— start of Recorded information —
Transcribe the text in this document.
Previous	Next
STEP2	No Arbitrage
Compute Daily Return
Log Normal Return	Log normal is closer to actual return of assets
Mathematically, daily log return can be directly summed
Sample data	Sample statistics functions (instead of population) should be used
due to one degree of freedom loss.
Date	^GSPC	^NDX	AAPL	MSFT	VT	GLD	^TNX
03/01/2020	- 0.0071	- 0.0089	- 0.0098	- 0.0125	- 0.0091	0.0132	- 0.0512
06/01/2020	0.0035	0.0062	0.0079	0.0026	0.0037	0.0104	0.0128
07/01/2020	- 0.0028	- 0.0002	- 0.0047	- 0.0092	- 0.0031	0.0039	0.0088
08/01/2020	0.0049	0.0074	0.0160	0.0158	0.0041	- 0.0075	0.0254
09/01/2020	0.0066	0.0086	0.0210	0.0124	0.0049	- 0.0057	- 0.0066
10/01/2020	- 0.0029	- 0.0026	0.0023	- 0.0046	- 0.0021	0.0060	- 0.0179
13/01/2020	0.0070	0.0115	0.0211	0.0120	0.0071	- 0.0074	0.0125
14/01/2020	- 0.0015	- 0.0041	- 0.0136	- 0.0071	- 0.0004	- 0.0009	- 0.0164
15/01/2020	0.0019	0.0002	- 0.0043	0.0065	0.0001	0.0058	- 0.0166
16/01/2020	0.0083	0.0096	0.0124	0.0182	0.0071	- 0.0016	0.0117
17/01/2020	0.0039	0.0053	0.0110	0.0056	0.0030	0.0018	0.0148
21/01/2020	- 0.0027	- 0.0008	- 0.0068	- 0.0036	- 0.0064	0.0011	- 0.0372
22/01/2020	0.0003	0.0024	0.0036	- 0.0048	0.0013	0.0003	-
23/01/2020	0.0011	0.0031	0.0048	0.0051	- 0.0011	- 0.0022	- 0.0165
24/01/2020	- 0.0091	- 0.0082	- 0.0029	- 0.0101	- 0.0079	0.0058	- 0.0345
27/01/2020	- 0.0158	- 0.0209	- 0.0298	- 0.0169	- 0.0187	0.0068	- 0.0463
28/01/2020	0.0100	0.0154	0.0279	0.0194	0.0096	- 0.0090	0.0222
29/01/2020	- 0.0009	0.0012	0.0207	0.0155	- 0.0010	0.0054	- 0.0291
— end of Recorded information —
Requirements ▸ Every entry above should be retyped exactly as shown.

Answer to the exercise ▸
Transcribe the text in this document.
Previous	Next
STEP2	No Arbitrage
Compute Daily Return
Log Normal Return	Log normal is closer to actual return of assets
Mathematically, daily log return can be directly summed
Sample data	Sample statistics functions (instead of population) should be used
due to one degree of freedom loss.
Date	^GSPC	^NDX	AAPL	MSFT	VT	GLD	^TNX
03/01/2020	- 0.0071	- 0.0089	- 0.0098	- 0.0125	- 0.0091	0.0132	- 0.0512
06/01/2020	0.0035	0.0062	0.0079	0.0026	0.0037	0.0104	0.0128
07/01/2020	- 0.0028	- 0.0002	- 0.0047	- 0.0092	- 0.0031	0.0039	0.0088
08/01/2020	0.0049	0.0074	0.0160	0.0158	0.0041	- 0.0075	0.0254
09/01/2020	0.0066	0.0086	0.0210	0.0124	0.0049	- 0.0057	- 0.0066
10/01/2020	- 0.0029	- 0.0026	0.0023	- 0.0046	- 0.0021	0.0060	- 0.0179
13/01/2020	0.0070	0.0115	0.0211	0.0120	0.0071	- 0.0074	0.0125
14/01/2020	- 0.0015	- 0.0041	- 0.0136	- 0.0071	- 0.0004	- 0.0009	- 0.0164
15/01/2020	0.0019	0.0002	- 0.0043	0.0065	0.0001	0.0058	- 0.0166
16/01/2020	0.0083	0.0096	0.0124	0.0182	0.0071	- 0.0016	0.0117
17/01/2020	0.0039	0.0053	0.0110	0.0056	0.0030	0.0018	0.0148
21/01/2020	- 0.0027	- 0.0008	- 0.0068	- 0.0036	- 0.0064	0.0011	- 0.0372
22/01/2020	0.0003	0.0024	0.0036	- 0.0048	0.0013	0.0003	-
23/01/2020	0.0011	0.0031	0.0048	0.0051	- 0.0011	- 0.0022	- 0.0165
24/01/2020	- 0.0091	- 0.0082	- 0.0029	- 0.0101	- 0.0079	0.0058	- 0.0345
27/01/2020	- 0.0158	- 0.0209	- 0.0298	- 0.0169	- 0.0187	0.0068	- 0.0463
28/01/2020	0.0100	0.0154	0.0279	0.0194	0.0096	- 0.0090	0.0222
29/01/2020	- 0.0009	0.0012	0.0207	0.0155	- 0.0010	0.0054	- 0.0291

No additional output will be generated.